*** Available data Section Begins ***

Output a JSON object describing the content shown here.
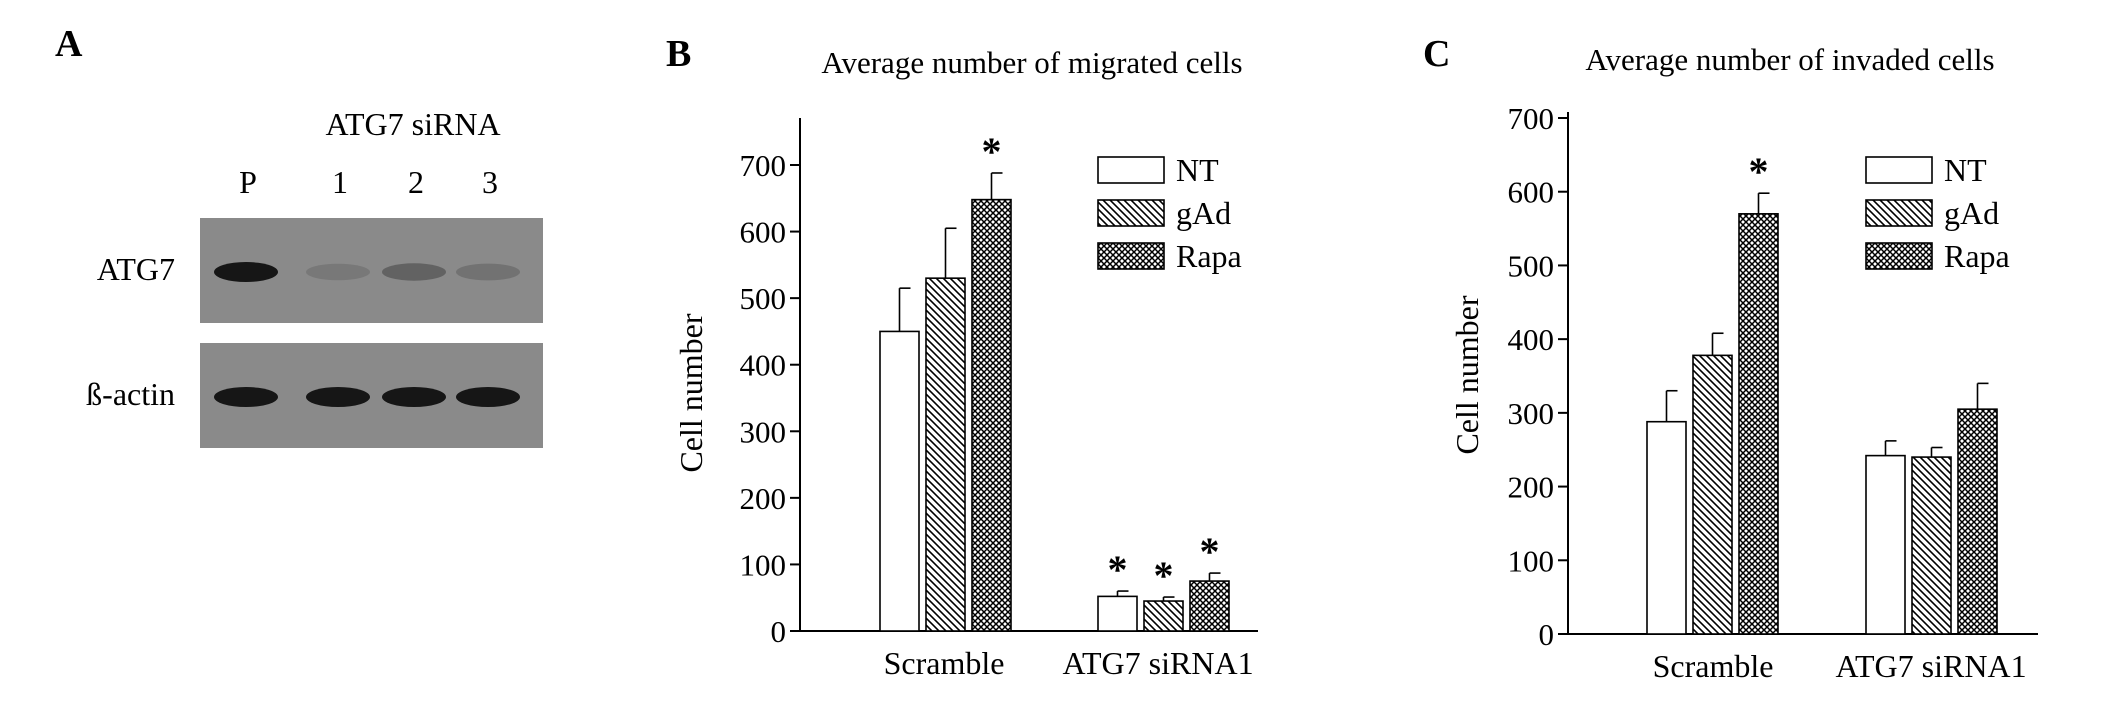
{
  "panels": {
    "a": {
      "letter": "A"
    },
    "b": {
      "letter": "B"
    },
    "c": {
      "letter": "C"
    }
  },
  "blot": {
    "group_label": "ATG7 siRNA",
    "lanes": [
      "P",
      "1",
      "2",
      "3"
    ],
    "rows": [
      {
        "label": "ATG7",
        "band_intensity": [
          1.0,
          0.15,
          0.35,
          0.2
        ]
      },
      {
        "label": "ß-actin",
        "band_intensity": [
          1.0,
          1.0,
          1.0,
          1.0
        ]
      }
    ]
  },
  "colors": {
    "bar_fill": "#ffffff",
    "stroke": "#000000",
    "blot_bg": "#8a8a8a",
    "band": "#161616"
  },
  "chart_data": [
    {
      "type": "bar",
      "title": "Average number of migrated cells",
      "xlabel": "",
      "ylabel": "Cell number",
      "ylim": [
        0,
        700
      ],
      "yticks": [
        "0",
        "100",
        "200",
        "300",
        "400",
        "500",
        "600",
        "700"
      ],
      "categories": [
        "Scramble",
        "ATG7 siRNA1"
      ],
      "legend_position": "top-right",
      "series": [
        {
          "name": "NT",
          "pattern": "none",
          "values": [
            450,
            52
          ],
          "errors": [
            65,
            8
          ],
          "significant": [
            false,
            true
          ]
        },
        {
          "name": "gAd",
          "pattern": "diagonal",
          "values": [
            530,
            45
          ],
          "errors": [
            75,
            6
          ],
          "significant": [
            false,
            true
          ]
        },
        {
          "name": "Rapa",
          "pattern": "crosshatch",
          "values": [
            648,
            75
          ],
          "errors": [
            40,
            12
          ],
          "significant": [
            true,
            true
          ]
        }
      ],
      "significance_marker": "*"
    },
    {
      "type": "bar",
      "title": "Average number of invaded cells",
      "xlabel": "",
      "ylabel": "Cell number",
      "ylim": [
        0,
        700
      ],
      "yticks": [
        "0",
        "100",
        "200",
        "300",
        "400",
        "500",
        "600",
        "700"
      ],
      "categories": [
        "Scramble",
        "ATG7 siRNA1"
      ],
      "legend_position": "top-right",
      "series": [
        {
          "name": "NT",
          "pattern": "none",
          "values": [
            288,
            242
          ],
          "errors": [
            42,
            20
          ],
          "significant": [
            false,
            false
          ]
        },
        {
          "name": "gAd",
          "pattern": "diagonal",
          "values": [
            378,
            240
          ],
          "errors": [
            30,
            13
          ],
          "significant": [
            false,
            false
          ]
        },
        {
          "name": "Rapa",
          "pattern": "crosshatch",
          "values": [
            570,
            305
          ],
          "errors": [
            28,
            35
          ],
          "significant": [
            true,
            false
          ]
        }
      ],
      "significance_marker": "*"
    }
  ]
}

*** Available data Section Ends ***

Task item:
How many lines in the data above contain the word "Average"? Reply with only that figure.

Answer box:
2